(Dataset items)

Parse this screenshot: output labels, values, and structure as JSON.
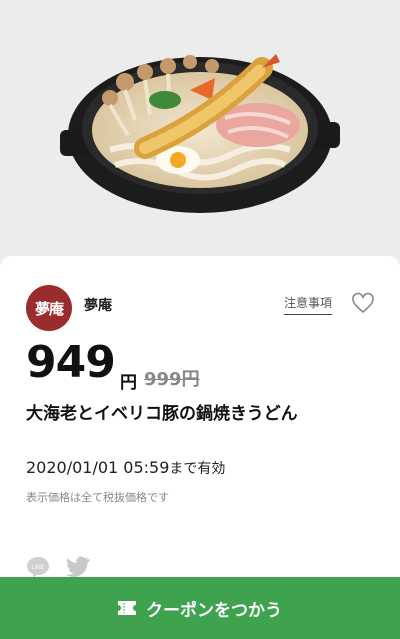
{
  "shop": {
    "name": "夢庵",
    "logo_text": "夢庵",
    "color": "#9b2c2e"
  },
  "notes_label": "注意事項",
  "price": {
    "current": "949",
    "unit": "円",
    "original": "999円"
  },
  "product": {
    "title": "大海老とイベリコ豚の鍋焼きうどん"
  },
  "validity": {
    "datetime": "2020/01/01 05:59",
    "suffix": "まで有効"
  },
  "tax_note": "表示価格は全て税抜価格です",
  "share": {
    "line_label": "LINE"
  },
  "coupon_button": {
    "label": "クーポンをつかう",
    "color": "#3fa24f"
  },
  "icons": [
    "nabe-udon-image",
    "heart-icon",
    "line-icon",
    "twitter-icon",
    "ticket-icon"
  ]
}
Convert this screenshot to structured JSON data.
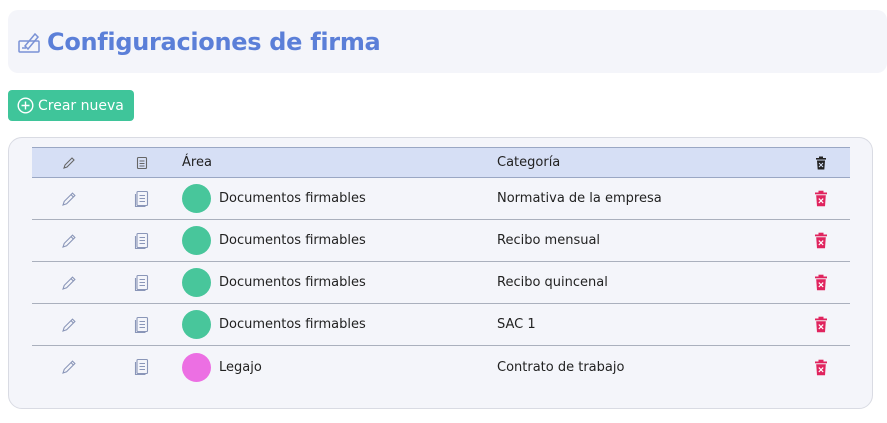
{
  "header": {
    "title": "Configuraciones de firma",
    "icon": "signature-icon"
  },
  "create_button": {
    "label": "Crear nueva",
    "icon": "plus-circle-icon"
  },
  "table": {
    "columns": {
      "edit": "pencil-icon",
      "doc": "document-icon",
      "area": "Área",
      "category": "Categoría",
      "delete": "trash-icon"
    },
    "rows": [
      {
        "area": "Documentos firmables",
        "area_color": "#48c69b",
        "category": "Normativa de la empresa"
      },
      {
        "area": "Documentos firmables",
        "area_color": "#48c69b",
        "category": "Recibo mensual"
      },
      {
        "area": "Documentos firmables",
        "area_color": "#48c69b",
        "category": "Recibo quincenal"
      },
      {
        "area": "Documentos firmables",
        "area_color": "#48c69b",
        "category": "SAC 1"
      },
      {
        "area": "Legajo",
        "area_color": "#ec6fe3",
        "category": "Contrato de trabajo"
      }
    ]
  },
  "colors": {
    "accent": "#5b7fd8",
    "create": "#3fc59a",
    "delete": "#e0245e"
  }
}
--
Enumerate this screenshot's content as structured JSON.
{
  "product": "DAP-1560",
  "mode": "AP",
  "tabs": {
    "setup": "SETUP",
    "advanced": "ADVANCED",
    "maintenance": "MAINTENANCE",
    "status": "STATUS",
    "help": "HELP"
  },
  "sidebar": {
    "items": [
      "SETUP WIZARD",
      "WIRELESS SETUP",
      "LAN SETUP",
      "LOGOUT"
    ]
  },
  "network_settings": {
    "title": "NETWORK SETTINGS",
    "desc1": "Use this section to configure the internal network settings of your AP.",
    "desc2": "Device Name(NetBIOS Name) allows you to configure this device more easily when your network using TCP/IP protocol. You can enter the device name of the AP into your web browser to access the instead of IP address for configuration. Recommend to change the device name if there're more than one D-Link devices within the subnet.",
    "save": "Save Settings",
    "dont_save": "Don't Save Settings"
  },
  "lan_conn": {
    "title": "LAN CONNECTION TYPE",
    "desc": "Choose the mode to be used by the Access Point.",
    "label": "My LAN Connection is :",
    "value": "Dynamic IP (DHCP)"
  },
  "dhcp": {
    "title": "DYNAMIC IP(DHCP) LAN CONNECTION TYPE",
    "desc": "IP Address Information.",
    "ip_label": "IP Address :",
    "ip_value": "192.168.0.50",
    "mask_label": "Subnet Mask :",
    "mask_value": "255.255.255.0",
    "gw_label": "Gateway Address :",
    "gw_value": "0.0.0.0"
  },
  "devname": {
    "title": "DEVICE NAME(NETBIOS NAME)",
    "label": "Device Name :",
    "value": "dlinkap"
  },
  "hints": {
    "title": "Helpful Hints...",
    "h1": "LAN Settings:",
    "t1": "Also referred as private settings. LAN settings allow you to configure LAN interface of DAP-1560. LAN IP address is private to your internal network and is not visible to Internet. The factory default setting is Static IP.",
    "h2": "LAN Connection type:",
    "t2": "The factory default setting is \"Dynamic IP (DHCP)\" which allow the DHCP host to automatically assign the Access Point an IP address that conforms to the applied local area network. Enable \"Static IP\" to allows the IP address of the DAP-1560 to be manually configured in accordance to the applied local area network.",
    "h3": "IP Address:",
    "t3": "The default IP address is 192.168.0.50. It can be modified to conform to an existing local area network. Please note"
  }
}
==
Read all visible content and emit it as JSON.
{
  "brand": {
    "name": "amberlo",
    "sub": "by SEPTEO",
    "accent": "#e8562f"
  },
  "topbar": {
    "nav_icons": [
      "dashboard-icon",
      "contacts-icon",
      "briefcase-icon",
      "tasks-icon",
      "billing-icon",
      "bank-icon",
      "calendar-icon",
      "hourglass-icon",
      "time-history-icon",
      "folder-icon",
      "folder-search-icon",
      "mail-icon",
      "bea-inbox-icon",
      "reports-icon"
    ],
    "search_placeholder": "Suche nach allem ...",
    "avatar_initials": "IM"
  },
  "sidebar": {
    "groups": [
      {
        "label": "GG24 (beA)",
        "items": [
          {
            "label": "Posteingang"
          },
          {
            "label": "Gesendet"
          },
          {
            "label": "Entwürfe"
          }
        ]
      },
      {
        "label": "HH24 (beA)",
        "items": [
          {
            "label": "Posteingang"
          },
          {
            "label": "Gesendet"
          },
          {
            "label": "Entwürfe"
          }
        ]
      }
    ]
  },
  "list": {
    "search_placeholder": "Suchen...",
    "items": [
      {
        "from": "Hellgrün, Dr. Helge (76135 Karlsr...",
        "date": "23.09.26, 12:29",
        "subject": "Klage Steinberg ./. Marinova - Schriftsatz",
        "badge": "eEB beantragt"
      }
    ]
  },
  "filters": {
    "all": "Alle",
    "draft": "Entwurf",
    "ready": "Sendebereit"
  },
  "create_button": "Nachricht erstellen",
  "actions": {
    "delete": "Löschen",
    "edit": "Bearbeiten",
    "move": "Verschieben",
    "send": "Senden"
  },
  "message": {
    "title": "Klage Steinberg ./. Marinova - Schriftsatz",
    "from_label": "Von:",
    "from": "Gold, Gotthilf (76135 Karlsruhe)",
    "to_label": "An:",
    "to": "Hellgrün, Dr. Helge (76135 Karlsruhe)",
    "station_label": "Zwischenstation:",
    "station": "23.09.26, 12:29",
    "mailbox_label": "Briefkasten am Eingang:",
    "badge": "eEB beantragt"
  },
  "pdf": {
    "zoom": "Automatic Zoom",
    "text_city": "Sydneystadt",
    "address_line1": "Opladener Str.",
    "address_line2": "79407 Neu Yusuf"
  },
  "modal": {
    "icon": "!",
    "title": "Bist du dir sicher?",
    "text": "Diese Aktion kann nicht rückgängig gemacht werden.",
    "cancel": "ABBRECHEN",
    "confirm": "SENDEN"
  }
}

Exercise directions:
Copy all lines of the listing above that contain the string "screenshot".

Task response:
Parse this screenshot: output labels, values, and structure as JSON.
Convert this screenshot to structured JSON data.
Enumerate this screenshot's content as structured JSON.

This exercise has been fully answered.